Collect each line of the records containing the string "JSON".

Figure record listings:
+-------+
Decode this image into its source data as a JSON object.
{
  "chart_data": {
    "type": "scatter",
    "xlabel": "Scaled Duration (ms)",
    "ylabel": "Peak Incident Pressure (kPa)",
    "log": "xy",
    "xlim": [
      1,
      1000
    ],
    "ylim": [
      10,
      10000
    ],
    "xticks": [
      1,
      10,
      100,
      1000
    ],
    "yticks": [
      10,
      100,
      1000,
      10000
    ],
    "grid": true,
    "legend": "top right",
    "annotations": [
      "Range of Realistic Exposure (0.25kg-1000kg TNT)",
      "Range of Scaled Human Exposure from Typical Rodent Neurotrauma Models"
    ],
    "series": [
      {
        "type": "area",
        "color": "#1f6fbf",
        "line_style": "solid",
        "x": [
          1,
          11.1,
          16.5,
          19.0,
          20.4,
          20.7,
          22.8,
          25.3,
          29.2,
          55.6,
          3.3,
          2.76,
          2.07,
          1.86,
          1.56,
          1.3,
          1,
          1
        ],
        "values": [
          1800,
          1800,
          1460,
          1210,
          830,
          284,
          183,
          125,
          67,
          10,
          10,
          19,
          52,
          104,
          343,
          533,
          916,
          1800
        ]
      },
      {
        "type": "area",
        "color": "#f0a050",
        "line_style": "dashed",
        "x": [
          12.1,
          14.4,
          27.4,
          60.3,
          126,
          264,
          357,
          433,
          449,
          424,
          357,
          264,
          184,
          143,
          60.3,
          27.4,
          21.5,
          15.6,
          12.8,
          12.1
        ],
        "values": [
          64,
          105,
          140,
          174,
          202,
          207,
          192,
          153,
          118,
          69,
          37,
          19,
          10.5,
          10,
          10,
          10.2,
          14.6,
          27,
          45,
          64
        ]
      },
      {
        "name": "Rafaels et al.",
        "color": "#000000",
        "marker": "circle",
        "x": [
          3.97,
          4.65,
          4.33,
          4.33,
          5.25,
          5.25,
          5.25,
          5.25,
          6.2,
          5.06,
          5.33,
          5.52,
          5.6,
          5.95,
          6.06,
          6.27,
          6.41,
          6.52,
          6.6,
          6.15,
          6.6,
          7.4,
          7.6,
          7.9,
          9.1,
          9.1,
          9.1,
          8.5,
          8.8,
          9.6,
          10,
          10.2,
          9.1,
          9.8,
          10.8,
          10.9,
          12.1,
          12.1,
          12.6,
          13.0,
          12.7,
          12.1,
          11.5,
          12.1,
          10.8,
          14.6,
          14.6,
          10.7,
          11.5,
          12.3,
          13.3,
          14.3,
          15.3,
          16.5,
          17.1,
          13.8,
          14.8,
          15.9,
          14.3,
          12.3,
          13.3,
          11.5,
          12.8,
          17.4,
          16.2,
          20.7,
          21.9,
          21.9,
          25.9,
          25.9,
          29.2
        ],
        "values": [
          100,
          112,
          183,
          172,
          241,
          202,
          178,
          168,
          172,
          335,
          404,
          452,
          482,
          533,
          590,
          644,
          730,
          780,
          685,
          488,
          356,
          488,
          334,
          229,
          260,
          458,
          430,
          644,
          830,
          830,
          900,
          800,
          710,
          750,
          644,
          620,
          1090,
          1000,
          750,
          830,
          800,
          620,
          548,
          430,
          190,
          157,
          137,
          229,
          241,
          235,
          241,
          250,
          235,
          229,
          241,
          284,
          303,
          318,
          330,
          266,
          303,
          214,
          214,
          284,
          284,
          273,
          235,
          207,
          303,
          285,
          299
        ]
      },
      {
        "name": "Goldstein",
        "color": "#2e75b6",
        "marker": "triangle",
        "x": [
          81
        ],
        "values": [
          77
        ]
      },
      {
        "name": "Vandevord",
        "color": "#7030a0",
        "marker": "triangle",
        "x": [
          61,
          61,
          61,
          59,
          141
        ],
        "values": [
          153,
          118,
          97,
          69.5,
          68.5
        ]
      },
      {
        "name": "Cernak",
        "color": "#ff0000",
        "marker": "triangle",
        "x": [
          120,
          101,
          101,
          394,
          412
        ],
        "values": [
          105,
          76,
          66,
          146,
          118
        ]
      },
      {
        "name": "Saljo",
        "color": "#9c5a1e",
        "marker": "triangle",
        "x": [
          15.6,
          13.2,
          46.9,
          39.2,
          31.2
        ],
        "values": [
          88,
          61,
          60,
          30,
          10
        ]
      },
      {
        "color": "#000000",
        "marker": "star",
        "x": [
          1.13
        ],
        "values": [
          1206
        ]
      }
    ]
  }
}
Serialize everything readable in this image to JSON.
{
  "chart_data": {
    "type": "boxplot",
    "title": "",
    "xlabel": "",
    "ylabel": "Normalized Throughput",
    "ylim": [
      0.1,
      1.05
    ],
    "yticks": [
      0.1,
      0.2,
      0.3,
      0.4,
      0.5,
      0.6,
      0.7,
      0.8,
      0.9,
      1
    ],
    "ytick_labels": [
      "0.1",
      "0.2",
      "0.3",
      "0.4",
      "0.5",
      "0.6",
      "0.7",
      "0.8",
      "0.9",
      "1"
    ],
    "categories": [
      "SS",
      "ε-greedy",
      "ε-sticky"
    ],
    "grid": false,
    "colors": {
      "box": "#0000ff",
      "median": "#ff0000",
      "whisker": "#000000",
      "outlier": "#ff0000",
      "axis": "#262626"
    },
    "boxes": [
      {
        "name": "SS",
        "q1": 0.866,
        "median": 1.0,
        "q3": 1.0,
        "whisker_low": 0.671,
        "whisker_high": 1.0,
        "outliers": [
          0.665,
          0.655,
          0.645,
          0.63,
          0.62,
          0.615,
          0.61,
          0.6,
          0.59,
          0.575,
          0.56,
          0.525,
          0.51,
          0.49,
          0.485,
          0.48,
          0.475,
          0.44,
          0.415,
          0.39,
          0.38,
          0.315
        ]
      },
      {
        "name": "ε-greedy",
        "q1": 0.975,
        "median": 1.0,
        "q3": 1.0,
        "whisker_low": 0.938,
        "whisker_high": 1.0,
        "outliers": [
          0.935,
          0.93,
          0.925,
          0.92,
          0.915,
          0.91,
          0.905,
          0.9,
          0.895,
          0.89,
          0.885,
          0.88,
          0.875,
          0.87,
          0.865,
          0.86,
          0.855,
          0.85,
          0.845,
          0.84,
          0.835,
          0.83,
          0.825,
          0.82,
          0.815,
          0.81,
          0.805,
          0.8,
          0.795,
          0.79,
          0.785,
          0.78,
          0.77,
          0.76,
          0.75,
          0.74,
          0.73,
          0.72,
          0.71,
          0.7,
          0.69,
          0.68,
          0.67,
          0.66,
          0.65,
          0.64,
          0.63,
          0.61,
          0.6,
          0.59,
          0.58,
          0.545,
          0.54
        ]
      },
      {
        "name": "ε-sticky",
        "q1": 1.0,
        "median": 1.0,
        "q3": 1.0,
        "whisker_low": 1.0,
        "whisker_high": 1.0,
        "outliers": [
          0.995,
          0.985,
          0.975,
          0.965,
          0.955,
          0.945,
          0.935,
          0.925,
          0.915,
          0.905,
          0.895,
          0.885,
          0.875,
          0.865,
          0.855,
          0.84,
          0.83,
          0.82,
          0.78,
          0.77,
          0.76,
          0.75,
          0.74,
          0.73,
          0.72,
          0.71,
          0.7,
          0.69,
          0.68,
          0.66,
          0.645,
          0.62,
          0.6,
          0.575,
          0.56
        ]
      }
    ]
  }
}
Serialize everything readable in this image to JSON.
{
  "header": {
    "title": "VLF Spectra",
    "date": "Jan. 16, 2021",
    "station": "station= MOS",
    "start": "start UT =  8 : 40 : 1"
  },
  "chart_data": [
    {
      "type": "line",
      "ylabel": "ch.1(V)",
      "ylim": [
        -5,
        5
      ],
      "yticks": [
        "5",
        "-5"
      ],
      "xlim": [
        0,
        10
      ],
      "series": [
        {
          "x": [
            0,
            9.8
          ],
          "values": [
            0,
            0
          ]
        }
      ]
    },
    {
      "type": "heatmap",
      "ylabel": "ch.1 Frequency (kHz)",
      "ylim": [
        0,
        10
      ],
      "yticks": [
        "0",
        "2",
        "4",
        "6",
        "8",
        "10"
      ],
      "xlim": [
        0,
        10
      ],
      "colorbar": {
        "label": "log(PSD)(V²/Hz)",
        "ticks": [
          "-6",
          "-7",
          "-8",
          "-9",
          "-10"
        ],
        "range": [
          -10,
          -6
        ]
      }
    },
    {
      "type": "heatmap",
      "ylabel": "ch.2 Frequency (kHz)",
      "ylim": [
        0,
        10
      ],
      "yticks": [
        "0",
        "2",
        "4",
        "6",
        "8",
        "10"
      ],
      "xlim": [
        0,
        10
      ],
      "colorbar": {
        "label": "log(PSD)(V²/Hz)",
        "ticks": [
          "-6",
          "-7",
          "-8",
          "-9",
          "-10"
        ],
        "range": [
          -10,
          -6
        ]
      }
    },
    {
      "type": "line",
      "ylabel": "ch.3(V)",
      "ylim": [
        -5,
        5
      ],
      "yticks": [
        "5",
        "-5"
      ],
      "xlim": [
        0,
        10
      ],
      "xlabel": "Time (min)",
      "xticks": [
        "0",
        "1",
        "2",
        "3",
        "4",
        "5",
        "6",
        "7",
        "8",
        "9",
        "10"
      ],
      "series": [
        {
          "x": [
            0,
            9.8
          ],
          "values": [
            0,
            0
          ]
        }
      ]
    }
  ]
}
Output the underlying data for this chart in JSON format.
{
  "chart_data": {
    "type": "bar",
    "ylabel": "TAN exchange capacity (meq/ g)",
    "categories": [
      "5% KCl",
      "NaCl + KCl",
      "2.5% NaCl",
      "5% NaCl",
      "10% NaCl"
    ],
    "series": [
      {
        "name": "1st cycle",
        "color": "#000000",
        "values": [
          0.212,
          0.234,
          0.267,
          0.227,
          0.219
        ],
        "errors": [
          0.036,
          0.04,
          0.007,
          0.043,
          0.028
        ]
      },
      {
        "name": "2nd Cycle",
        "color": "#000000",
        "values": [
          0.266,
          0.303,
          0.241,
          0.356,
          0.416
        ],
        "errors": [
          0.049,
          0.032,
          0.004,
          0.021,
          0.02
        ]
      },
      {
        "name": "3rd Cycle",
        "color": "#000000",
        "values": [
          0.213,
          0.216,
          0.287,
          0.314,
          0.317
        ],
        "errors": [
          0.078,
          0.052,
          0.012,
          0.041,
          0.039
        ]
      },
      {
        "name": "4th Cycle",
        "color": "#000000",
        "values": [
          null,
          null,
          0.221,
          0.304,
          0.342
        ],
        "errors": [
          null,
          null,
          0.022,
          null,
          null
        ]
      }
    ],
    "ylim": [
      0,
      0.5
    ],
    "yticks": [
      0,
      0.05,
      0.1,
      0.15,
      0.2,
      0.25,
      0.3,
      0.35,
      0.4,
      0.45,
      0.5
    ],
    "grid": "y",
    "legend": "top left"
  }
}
+-------+
• Response to this task:
Decode this image into its source data as a JSON object.
Serialize everything readable in this image to JSON.
Serialize everything readable in this image to JSON.
Output the underlying data for this chart in JSON format.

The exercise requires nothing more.